■ INSTRUCTIONS TO FOLLOW: Reproduce all records exactly.

Figure dataset records:

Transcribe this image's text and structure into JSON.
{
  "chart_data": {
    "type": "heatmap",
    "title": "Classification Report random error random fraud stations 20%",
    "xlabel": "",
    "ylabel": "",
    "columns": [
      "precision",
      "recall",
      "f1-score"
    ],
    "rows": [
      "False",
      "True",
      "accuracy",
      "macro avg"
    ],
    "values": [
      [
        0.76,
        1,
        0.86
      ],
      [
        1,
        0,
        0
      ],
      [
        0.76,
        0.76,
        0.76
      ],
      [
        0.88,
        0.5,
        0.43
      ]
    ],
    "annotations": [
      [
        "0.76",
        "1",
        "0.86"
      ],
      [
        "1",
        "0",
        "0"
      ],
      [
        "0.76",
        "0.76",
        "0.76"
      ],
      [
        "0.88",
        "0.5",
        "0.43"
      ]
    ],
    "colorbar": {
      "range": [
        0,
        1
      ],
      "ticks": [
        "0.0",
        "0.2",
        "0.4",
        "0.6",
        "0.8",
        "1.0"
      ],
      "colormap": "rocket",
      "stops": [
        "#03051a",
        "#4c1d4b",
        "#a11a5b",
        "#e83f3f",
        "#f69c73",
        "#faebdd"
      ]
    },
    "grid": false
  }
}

■ FULL RESPONSE:
Transcribe this image's text and structure into JSON.
{
  "chart_data": {
    "type": "heatmap",
    "title": "Classification Report random error random fraud stations 20%",
    "xlabel": "",
    "ylabel": "",
    "columns": [
      "precision",
      "recall",
      "f1-score"
    ],
    "rows": [
      "False",
      "True",
      "accuracy",
      "macro avg"
    ],
    "values": [
      [
        0.76,
        1,
        0.86
      ],
      [
        1,
        0,
        0
      ],
      [
        0.76,
        0.76,
        0.76
      ],
      [
        0.88,
        0.5,
        0.43
      ]
    ],
    "annotations": [
      [
        "0.76",
        "1",
        "0.86"
      ],
      [
        "1",
        "0",
        "0"
      ],
      [
        "0.76",
        "0.76",
        "0.76"
      ],
      [
        "0.88",
        "0.5",
        "0.43"
      ]
    ],
    "colorbar": {
      "range": [
        0,
        1
      ],
      "ticks": [
        "0.0",
        "0.2",
        "0.4",
        "0.6",
        "0.8",
        "1.0"
      ],
      "colormap": "rocket",
      "stops": [
        "#03051a",
        "#4c1d4b",
        "#a11a5b",
        "#e83f3f",
        "#f69c73",
        "#faebdd"
      ]
    },
    "grid": false
  }
}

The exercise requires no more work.